Excerpt from a dataset
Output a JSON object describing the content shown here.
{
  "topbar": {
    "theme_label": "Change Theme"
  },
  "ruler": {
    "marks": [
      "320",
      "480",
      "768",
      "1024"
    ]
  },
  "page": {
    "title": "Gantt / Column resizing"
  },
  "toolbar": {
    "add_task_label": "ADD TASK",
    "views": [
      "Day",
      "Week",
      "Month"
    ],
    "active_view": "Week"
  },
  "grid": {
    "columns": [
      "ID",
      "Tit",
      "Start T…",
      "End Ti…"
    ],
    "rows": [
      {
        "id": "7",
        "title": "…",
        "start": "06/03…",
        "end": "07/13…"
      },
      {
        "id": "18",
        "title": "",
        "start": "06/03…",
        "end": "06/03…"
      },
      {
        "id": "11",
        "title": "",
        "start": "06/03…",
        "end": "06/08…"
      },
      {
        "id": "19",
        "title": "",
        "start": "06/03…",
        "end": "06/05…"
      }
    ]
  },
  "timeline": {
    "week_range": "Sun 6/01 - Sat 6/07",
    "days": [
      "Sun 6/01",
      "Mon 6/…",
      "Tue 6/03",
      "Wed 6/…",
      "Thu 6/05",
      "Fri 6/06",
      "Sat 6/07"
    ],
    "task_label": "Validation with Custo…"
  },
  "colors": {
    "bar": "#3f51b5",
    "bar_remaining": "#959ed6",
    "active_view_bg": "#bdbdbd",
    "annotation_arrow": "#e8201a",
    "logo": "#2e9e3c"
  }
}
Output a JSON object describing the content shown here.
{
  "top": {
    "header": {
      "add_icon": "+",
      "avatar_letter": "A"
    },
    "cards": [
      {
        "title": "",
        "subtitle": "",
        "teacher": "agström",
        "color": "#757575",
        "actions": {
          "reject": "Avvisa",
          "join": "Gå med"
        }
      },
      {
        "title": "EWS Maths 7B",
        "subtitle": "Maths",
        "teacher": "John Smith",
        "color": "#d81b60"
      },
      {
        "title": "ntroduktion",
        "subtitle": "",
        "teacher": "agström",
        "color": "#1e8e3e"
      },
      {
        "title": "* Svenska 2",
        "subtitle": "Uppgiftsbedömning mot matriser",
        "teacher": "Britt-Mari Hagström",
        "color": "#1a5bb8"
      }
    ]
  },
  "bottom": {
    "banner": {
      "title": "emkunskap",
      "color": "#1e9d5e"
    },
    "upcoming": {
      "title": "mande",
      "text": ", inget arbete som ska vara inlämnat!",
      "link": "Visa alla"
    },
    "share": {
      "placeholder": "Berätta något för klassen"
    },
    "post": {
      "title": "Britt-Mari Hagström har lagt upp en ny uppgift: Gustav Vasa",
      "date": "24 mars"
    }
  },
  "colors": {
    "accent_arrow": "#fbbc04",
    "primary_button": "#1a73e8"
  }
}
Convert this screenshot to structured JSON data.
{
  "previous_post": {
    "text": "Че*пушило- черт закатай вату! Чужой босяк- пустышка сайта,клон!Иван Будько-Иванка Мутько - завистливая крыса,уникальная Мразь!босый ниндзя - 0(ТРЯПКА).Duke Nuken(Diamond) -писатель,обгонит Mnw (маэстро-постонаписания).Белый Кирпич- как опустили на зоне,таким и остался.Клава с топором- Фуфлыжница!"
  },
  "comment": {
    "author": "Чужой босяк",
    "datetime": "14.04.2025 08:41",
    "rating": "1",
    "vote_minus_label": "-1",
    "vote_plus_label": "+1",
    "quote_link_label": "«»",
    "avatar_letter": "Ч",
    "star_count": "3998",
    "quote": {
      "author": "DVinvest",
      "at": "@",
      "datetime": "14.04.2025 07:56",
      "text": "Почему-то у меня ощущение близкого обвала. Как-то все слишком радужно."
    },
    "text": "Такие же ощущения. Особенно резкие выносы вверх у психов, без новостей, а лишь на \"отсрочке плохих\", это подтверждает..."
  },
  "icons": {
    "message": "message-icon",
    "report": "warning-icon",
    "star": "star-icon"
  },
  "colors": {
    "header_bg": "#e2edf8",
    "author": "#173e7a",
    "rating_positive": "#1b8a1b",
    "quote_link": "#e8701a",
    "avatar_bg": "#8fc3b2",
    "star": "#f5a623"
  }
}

**What you have to do:** Write out the records shown above, exactly as they appear.

**Response to the task:**
Output a JSON object describing the content shown here.
{
  "topbar": {
    "theme_label": "Change Theme"
  },
  "ruler": {
    "marks": [
      "320",
      "480",
      "768",
      "1024"
    ]
  },
  "page": {
    "title": "Gantt / Column resizing"
  },
  "toolbar": {
    "add_task_label": "ADD TASK",
    "views": [
      "Day",
      "Week",
      "Month"
    ],
    "active_view": "Week"
  },
  "grid": {
    "columns": [
      "ID",
      "Tit",
      "Start T…",
      "End Ti…"
    ],
    "rows": [
      {
        "id": "7",
        "title": "…",
        "start": "06/03…",
        "end": "07/13…"
      },
      {
        "id": "18",
        "title": "",
        "start": "06/03…",
        "end": "06/03…"
      },
      {
        "id": "11",
        "title": "",
        "start": "06/03…",
        "end": "06/08…"
      },
      {
        "id": "19",
        "title": "",
        "start": "06/03…",
        "end": "06/05…"
      }
    ]
  },
  "timeline": {
    "week_range": "Sun 6/01 - Sat 6/07",
    "days": [
      "Sun 6/01",
      "Mon 6/…",
      "Tue 6/03",
      "Wed 6/…",
      "Thu 6/05",
      "Fri 6/06",
      "Sat 6/07"
    ],
    "task_label": "Validation with Custo…"
  },
  "colors": {
    "bar": "#3f51b5",
    "bar_remaining": "#959ed6",
    "active_view_bg": "#bdbdbd",
    "annotation_arrow": "#e8201a",
    "logo": "#2e9e3c"
  }
}
Output a JSON object describing the content shown here.
{
  "top": {
    "header": {
      "add_icon": "+",
      "avatar_letter": "A"
    },
    "cards": [
      {
        "title": "",
        "subtitle": "",
        "teacher": "agström",
        "color": "#757575",
        "actions": {
          "reject": "Avvisa",
          "join": "Gå med"
        }
      },
      {
        "title": "EWS Maths 7B",
        "subtitle": "Maths",
        "teacher": "John Smith",
        "color": "#d81b60"
      },
      {
        "title": "ntroduktion",
        "subtitle": "",
        "teacher": "agström",
        "color": "#1e8e3e"
      },
      {
        "title": "* Svenska 2",
        "subtitle": "Uppgiftsbedömning mot matriser",
        "teacher": "Britt-Mari Hagström",
        "color": "#1a5bb8"
      }
    ]
  },
  "bottom": {
    "banner": {
      "title": "emkunskap",
      "color": "#1e9d5e"
    },
    "upcoming": {
      "title": "mande",
      "text": ", inget arbete som ska vara inlämnat!",
      "link": "Visa alla"
    },
    "share": {
      "placeholder": "Berätta något för klassen"
    },
    "post": {
      "title": "Britt-Mari Hagström har lagt upp en ny uppgift: Gustav Vasa",
      "date": "24 mars"
    }
  },
  "colors": {
    "accent_arrow": "#fbbc04",
    "primary_button": "#1a73e8"
  }
}
Convert this screenshot to structured JSON data.
{
  "previous_post": {
    "text": "Че*пушило- черт закатай вату! Чужой босяк- пустышка сайта,клон!Иван Будько-Иванка Мутько - завистливая крыса,уникальная Мразь!босый ниндзя - 0(ТРЯПКА).Duke Nuken(Diamond) -писатель,обгонит Mnw (маэстро-постонаписания).Белый Кирпич- как опустили на зоне,таким и остался.Клава с топором- Фуфлыжница!"
  },
  "comment": {
    "author": "Чужой босяк",
    "datetime": "14.04.2025 08:41",
    "rating": "1",
    "vote_minus_label": "-1",
    "vote_plus_label": "+1",
    "quote_link_label": "«»",
    "avatar_letter": "Ч",
    "star_count": "3998",
    "quote": {
      "author": "DVinvest",
      "at": "@",
      "datetime": "14.04.2025 07:56",
      "text": "Почему-то у меня ощущение близкого обвала. Как-то все слишком радужно."
    },
    "text": "Такие же ощущения. Особенно резкие выносы вверх у психов, без новостей, а лишь на \"отсрочке плохих\", это подтверждает..."
  },
  "icons": {
    "message": "message-icon",
    "report": "warning-icon",
    "star": "star-icon"
  },
  "colors": {
    "header_bg": "#e2edf8",
    "author": "#173e7a",
    "rating_positive": "#1b8a1b",
    "quote_link": "#e8701a",
    "avatar_bg": "#8fc3b2",
    "star": "#f5a623"
  }
}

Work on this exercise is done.